▸ TASK INSTRUCTIONS
Pick out all lines in the listing holding the string "JSON" and copy them.
======== EXTRACTED MATERIAL
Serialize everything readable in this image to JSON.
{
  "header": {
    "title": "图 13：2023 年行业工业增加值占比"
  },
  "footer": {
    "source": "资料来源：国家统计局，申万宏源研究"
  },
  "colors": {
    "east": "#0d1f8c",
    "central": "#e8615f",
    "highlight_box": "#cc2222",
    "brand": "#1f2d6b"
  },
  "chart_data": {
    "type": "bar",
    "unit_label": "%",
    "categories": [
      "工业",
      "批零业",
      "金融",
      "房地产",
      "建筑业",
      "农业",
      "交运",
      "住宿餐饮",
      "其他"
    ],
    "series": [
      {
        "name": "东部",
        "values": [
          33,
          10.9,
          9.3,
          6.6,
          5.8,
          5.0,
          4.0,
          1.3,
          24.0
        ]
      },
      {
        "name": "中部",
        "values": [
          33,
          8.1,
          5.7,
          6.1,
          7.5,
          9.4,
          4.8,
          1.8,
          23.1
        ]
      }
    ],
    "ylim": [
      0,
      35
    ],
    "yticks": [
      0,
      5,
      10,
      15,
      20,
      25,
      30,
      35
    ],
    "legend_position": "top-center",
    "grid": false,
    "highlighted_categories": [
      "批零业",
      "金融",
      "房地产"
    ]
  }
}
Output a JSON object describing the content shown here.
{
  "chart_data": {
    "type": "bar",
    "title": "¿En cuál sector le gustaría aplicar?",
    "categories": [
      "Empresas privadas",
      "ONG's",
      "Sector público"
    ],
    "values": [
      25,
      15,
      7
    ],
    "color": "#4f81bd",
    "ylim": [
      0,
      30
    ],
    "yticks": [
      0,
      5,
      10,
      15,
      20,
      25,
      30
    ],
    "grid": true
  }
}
================
▸ PROBLEM SOLUTION
Serialize everything readable in this image to JSON.
Output a JSON object describing the content shown here.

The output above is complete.